**Aim:** Copy the items verbatim, starting at the first line and ending with the line containing "band-orange-low (1406, 1260, 2324, 1381)", including that line.

**Data shown:**
------------

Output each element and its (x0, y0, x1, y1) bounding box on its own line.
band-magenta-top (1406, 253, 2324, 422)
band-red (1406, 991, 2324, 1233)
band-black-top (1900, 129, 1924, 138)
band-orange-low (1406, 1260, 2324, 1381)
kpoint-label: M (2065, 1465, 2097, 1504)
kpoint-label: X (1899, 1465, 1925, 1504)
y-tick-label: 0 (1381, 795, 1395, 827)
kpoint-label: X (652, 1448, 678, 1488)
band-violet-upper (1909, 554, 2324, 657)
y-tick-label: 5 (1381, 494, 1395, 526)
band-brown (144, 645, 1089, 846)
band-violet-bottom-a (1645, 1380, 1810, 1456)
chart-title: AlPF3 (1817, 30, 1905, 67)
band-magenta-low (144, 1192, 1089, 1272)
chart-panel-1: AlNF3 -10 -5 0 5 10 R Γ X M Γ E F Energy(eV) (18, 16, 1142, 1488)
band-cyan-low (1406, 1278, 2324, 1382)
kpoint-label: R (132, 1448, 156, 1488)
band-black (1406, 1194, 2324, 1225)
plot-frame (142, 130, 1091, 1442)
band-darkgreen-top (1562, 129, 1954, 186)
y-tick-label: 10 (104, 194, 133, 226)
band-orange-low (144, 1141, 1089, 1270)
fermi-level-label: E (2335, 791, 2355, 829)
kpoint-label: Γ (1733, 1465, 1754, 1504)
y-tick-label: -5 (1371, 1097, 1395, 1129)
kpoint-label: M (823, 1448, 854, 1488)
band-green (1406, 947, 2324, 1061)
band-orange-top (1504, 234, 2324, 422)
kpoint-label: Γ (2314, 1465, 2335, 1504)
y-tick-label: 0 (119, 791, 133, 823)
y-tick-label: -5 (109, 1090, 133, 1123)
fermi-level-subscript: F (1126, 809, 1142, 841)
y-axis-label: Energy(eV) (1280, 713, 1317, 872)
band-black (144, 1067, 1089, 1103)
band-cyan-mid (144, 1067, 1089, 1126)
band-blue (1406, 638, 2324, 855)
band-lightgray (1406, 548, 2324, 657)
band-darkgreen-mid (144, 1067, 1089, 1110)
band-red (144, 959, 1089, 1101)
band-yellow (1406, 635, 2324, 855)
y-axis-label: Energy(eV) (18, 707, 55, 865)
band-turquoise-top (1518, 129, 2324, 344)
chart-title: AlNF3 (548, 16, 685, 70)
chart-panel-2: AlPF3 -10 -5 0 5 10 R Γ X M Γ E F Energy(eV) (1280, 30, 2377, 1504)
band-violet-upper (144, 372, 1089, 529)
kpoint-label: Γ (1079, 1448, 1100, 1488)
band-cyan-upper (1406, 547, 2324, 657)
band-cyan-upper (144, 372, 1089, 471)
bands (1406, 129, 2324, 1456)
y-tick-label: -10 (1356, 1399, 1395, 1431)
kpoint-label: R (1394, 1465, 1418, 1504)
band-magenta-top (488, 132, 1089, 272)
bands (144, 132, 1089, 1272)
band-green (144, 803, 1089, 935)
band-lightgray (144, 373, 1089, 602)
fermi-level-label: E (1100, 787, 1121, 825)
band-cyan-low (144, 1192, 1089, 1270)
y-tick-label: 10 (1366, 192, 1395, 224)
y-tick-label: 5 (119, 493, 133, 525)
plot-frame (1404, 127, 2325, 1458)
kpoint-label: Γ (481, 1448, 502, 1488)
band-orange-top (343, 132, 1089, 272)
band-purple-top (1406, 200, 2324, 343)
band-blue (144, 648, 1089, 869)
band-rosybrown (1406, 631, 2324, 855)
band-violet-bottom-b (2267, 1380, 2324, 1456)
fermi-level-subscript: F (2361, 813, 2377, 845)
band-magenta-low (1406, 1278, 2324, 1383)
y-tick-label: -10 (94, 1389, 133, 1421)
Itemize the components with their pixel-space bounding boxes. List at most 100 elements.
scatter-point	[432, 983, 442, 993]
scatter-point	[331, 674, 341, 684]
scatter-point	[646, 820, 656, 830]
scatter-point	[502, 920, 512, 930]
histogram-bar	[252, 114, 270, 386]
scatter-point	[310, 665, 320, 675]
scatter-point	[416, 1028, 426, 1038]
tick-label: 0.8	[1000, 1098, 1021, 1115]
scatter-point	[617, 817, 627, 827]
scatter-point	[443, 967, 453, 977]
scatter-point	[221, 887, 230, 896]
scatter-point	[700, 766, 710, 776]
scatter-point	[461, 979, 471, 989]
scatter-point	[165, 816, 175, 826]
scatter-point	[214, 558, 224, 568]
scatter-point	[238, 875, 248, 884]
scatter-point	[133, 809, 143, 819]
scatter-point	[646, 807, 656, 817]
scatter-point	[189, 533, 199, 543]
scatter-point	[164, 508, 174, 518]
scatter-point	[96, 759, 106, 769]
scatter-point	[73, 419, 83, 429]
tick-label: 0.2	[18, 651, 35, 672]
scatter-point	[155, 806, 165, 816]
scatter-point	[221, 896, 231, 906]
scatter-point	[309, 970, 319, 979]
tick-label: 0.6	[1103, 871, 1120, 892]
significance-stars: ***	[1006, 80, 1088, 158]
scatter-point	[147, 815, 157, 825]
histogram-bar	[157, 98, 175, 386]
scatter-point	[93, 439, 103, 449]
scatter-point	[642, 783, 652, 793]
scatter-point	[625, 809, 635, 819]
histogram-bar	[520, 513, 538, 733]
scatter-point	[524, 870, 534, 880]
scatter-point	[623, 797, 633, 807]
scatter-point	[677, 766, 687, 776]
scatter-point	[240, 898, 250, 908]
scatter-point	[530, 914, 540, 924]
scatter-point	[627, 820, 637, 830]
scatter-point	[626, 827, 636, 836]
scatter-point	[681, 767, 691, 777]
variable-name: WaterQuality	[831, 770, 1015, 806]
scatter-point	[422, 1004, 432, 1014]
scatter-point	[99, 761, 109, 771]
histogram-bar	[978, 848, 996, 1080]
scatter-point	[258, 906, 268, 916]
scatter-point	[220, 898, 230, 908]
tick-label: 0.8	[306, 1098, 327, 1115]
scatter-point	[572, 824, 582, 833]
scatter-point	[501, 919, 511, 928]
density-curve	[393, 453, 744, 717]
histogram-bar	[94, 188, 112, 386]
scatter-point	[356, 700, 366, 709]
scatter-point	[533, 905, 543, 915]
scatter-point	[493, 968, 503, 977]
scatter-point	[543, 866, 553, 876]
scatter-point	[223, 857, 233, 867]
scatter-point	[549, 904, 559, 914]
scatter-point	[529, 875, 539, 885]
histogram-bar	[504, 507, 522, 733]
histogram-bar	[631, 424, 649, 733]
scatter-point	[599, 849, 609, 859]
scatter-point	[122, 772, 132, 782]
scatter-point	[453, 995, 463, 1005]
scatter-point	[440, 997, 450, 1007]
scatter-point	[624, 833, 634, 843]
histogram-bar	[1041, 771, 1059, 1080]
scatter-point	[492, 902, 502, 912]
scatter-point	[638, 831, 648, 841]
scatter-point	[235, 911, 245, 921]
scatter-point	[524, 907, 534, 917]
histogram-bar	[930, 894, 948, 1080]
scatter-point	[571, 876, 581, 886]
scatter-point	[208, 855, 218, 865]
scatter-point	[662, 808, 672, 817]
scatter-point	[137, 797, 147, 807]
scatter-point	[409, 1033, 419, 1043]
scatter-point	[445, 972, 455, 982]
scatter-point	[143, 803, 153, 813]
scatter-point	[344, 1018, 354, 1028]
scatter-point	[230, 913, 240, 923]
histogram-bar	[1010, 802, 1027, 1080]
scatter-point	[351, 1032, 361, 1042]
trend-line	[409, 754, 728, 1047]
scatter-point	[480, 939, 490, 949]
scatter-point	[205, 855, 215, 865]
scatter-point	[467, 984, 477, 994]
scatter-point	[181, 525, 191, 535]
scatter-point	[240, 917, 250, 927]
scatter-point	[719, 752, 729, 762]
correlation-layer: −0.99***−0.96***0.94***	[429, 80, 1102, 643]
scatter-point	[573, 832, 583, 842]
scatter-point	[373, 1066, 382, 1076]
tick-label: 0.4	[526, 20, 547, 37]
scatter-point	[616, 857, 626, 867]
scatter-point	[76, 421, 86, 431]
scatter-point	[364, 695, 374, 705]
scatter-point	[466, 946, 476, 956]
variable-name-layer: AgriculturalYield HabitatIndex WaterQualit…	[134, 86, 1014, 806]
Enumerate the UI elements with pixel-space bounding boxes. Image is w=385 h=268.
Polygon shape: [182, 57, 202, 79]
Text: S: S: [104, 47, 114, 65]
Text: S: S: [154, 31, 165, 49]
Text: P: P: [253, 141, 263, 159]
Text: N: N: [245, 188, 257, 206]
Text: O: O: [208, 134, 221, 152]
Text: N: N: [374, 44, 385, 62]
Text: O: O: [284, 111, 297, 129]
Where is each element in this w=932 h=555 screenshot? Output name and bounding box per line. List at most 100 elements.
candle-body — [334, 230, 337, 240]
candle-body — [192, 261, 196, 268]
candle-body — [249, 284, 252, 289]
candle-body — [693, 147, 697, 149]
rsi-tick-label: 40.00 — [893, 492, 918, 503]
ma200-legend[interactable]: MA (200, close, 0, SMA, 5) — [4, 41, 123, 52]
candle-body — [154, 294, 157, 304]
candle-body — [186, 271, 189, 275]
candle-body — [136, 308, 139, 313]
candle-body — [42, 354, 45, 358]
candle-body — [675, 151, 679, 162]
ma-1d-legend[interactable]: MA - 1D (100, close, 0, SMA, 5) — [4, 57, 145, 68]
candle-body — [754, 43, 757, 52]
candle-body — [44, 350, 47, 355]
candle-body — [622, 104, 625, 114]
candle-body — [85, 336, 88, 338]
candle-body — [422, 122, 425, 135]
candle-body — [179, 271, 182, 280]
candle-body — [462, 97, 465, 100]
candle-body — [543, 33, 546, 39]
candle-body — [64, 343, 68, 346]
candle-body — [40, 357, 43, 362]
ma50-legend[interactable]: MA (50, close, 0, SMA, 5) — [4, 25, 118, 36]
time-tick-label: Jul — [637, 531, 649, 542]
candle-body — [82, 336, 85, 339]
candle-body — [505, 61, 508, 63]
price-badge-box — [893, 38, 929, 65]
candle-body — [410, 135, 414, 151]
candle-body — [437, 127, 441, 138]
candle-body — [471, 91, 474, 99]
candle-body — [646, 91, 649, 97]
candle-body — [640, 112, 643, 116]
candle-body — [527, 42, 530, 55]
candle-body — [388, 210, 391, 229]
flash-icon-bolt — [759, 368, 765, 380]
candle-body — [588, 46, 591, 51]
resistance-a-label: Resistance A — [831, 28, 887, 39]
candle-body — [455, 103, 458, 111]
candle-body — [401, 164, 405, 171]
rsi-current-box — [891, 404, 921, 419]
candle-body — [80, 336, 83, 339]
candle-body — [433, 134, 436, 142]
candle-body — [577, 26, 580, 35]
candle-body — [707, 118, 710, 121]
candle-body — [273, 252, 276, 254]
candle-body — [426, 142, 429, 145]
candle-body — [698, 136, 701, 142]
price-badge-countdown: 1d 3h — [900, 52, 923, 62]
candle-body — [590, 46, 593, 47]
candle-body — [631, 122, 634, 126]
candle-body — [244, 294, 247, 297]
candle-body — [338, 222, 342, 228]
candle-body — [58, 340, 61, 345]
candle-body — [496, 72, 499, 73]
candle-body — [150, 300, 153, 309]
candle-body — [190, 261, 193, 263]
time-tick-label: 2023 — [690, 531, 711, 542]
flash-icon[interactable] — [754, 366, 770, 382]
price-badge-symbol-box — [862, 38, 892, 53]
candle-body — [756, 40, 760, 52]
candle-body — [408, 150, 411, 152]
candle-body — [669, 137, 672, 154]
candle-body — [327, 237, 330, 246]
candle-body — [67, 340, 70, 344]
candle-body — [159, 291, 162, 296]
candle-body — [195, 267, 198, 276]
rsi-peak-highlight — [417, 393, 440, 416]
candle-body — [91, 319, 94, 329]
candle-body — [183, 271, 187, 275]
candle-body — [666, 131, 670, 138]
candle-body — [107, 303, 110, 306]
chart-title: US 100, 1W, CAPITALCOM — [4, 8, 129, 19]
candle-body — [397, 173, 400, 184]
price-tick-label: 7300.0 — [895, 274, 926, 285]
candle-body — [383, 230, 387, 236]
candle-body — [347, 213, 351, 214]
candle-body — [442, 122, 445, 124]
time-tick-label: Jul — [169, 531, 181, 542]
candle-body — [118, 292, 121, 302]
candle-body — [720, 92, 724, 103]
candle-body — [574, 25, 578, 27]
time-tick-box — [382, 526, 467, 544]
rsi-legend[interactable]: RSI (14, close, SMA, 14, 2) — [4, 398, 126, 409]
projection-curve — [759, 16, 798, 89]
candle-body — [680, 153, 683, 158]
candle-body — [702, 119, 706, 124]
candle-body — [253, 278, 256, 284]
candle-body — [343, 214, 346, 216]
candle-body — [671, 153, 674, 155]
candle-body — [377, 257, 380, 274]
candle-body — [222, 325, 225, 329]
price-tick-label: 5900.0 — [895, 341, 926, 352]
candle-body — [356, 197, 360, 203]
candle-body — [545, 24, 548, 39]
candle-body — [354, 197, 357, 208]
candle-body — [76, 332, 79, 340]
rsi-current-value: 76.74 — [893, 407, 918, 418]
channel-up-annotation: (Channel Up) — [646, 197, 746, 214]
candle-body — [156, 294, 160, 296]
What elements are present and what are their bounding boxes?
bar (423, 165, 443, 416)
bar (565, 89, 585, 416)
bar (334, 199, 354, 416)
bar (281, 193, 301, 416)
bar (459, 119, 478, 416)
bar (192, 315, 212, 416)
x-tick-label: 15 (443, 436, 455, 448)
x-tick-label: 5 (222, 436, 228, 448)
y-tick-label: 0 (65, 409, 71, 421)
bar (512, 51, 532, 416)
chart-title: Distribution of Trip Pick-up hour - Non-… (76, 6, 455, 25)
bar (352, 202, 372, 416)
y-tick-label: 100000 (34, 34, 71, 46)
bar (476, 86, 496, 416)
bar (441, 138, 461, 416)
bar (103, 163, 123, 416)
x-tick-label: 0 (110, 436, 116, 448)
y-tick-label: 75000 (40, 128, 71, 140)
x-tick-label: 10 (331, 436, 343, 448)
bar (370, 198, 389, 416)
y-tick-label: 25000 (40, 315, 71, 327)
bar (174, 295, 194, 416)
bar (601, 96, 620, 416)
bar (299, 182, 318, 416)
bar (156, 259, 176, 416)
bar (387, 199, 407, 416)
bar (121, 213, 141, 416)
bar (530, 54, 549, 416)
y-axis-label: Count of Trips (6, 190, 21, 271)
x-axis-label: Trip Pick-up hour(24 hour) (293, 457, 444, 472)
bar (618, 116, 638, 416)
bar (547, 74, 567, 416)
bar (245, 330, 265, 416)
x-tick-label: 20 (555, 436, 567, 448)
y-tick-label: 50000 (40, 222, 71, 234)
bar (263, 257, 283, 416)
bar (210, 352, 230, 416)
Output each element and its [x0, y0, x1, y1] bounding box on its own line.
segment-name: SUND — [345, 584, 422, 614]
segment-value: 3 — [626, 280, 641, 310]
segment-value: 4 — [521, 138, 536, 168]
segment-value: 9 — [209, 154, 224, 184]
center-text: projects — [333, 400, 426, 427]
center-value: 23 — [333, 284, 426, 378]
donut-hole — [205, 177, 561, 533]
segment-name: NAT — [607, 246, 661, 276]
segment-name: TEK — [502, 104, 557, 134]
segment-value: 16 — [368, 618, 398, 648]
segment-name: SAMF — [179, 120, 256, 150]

------------

**Response:**
Output each element and its (x0, y0, x1, y1) bounding box on its own line.
band-magenta-top (1406, 253, 2324, 422)
band-red (1406, 991, 2324, 1233)
band-black-top (1900, 129, 1924, 138)
band-orange-low (1406, 1260, 2324, 1381)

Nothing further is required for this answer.